Information shown:
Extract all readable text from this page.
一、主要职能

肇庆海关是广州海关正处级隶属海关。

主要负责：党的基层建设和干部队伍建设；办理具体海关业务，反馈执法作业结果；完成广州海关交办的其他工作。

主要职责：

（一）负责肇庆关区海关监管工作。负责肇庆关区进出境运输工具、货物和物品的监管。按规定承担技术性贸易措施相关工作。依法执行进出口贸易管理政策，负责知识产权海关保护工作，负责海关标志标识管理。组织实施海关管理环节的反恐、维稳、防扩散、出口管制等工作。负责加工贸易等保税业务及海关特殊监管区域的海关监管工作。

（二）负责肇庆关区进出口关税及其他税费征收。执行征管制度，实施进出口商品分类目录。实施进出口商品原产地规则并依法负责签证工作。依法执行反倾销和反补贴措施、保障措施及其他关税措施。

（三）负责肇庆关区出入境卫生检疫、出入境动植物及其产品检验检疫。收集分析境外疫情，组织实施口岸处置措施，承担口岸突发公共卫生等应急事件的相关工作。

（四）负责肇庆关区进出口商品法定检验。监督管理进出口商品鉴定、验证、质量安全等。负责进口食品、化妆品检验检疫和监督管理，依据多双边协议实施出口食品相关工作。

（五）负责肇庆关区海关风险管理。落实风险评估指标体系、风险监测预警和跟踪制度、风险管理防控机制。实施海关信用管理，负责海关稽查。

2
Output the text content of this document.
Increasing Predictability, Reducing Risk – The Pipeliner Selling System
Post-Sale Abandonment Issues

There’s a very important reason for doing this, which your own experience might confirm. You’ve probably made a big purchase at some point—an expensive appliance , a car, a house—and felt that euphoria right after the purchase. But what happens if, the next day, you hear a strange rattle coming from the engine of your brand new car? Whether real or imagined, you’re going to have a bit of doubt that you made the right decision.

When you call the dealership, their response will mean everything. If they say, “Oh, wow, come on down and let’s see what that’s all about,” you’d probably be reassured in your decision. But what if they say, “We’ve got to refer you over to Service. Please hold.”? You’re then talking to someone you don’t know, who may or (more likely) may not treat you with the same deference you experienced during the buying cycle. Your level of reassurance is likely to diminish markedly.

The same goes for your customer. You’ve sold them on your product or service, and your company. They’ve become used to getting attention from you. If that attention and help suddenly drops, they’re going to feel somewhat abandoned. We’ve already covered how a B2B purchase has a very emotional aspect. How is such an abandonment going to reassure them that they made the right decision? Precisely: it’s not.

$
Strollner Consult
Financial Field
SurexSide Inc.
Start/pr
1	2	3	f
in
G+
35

Exercise details: Your task is to repeat each line of the material exactly.

Answer to the task:
Extract all readable text from this page.
一、主要职能

肇庆海关是广州海关正处级隶属海关。

主要负责：党的基层建设和干部队伍建设；办理具体海关业务，反馈执法作业结果；完成广州海关交办的其他工作。

主要职责：

（一）负责肇庆关区海关监管工作。负责肇庆关区进出境运输工具、货物和物品的监管。按规定承担技术性贸易措施相关工作。依法执行进出口贸易管理政策，负责知识产权海关保护工作，负责海关标志标识管理。组织实施海关管理环节的反恐、维稳、防扩散、出口管制等工作。负责加工贸易等保税业务及海关特殊监管区域的海关监管工作。

（二）负责肇庆关区进出口关税及其他税费征收。执行征管制度，实施进出口商品分类目录。实施进出口商品原产地规则并依法负责签证工作。依法执行反倾销和反补贴措施、保障措施及其他关税措施。

（三）负责肇庆关区出入境卫生检疫、出入境动植物及其产品检验检疫。收集分析境外疫情，组织实施口岸处置措施，承担口岸突发公共卫生等应急事件的相关工作。

（四）负责肇庆关区进出口商品法定检验。监督管理进出口商品鉴定、验证、质量安全等。负责进口食品、化妆品检验检疫和监督管理，依据多双边协议实施出口食品相关工作。

（五）负责肇庆关区海关风险管理。落实风险评估指标体系、风险监测预警和跟踪制度、风险管理防控机制。实施海关信用管理，负责海关稽查。

2
Output the text content of this document.
Increasing Predictability, Reducing Risk – The Pipeliner Selling System
Post-Sale Abandonment Issues

There’s a very important reason for doing this, which your own experience might confirm. You’ve probably made a big purchase at some point—an expensive appliance , a car, a house—and felt that euphoria right after the purchase. But what happens if, the next day, you hear a strange rattle coming from the engine of your brand new car? Whether real or imagined, you’re going to have a bit of doubt that you made the right decision.

When you call the dealership, their response will mean everything. If they say, “Oh, wow, come on down and let’s see what that’s all about,” you’d probably be reassured in your decision. But what if they say, “We’ve got to refer you over to Service. Please hold.”? You’re then talking to someone you don’t know, who may or (more likely) may not treat you with the same deference you experienced during the buying cycle. Your level of reassurance is likely to diminish markedly.

The same goes for your customer. You’ve sold them on your product or service, and your company. They’ve become used to getting attention from you. If that attention and help suddenly drops, they’re going to feel somewhat abandoned. We’ve already covered how a B2B purchase has a very emotional aspect. How is such an abandonment going to reassure them that they made the right decision? Precisely: it’s not.

$
Strollner Consult
Financial Field
SurexSide Inc.
Start/pr
1	2	3	f
in
G+
35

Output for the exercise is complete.